(Items from a figure collection)
** BEGIN **

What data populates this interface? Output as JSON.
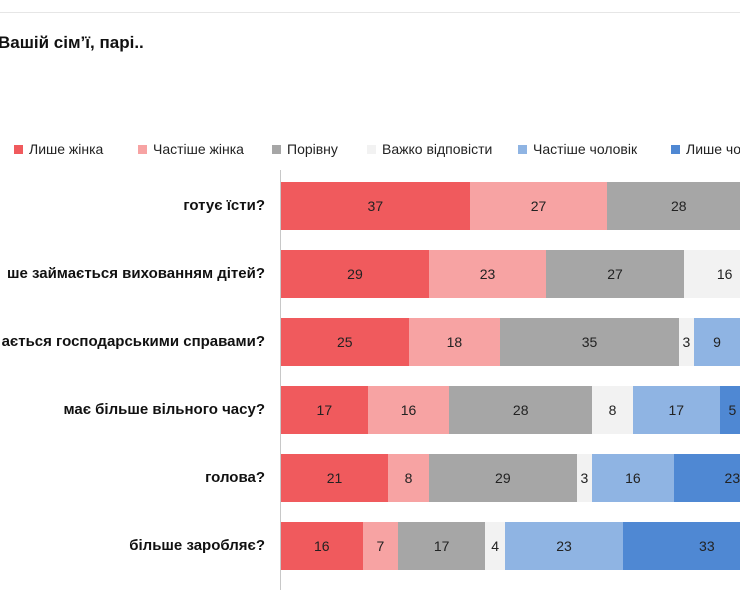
{
  "title": "Вашій сім’ї, парі..",
  "chart_data": {
    "type": "bar",
    "orientation": "horizontal",
    "stacked": true,
    "categories": [
      "готує їсти?",
      "ше займається вихованням дітей?",
      "ається господарськими справами?",
      "має більше вільного часу?",
      "голова?",
      "більше заробляє?"
    ],
    "series": [
      {
        "name": "Лише жінка",
        "color": "#f05a5d",
        "values": [
          37,
          29,
          25,
          17,
          21,
          16
        ]
      },
      {
        "name": "Частіше  жінка",
        "color": "#f7a3a3",
        "values": [
          27,
          23,
          18,
          16,
          8,
          7
        ]
      },
      {
        "name": "Порівну",
        "color": "#a6a6a6",
        "values": [
          28,
          27,
          35,
          28,
          29,
          17
        ]
      },
      {
        "name": "Важко відповісти",
        "color": "#f2f2f2",
        "values": [
          null,
          16,
          3,
          8,
          3,
          4
        ]
      },
      {
        "name": "Частіше  чоловік",
        "color": "#8fb4e3",
        "values": [
          null,
          null,
          9,
          17,
          16,
          23
        ]
      },
      {
        "name": "Лише чол",
        "color": "#4f88d3",
        "values": [
          null,
          null,
          null,
          5,
          23,
          33
        ]
      }
    ],
    "xlim": [
      0,
      100
    ],
    "legend_position": "top",
    "grid": false
  }
}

** END **

Instructions for the task →
Take the entries shown above and quote them verbatim, passing over the pictures.

Task answer →
What data populates this interface? Output as JSON.
{
  "title": "Вашій сім’ї, парі..",
  "chart_data": {
    "type": "bar",
    "orientation": "horizontal",
    "stacked": true,
    "categories": [
      "готує їсти?",
      "ше займається вихованням дітей?",
      "ається господарськими справами?",
      "має більше вільного часу?",
      "голова?",
      "більше заробляє?"
    ],
    "series": [
      {
        "name": "Лише жінка",
        "color": "#f05a5d",
        "values": [
          37,
          29,
          25,
          17,
          21,
          16
        ]
      },
      {
        "name": "Частіше  жінка",
        "color": "#f7a3a3",
        "values": [
          27,
          23,
          18,
          16,
          8,
          7
        ]
      },
      {
        "name": "Порівну",
        "color": "#a6a6a6",
        "values": [
          28,
          27,
          35,
          28,
          29,
          17
        ]
      },
      {
        "name": "Важко відповісти",
        "color": "#f2f2f2",
        "values": [
          null,
          16,
          3,
          8,
          3,
          4
        ]
      },
      {
        "name": "Частіше  чоловік",
        "color": "#8fb4e3",
        "values": [
          null,
          null,
          9,
          17,
          16,
          23
        ]
      },
      {
        "name": "Лише чол",
        "color": "#4f88d3",
        "values": [
          null,
          null,
          null,
          5,
          23,
          33
        ]
      }
    ],
    "xlim": [
      0,
      100
    ],
    "legend_position": "top",
    "grid": false
  }
}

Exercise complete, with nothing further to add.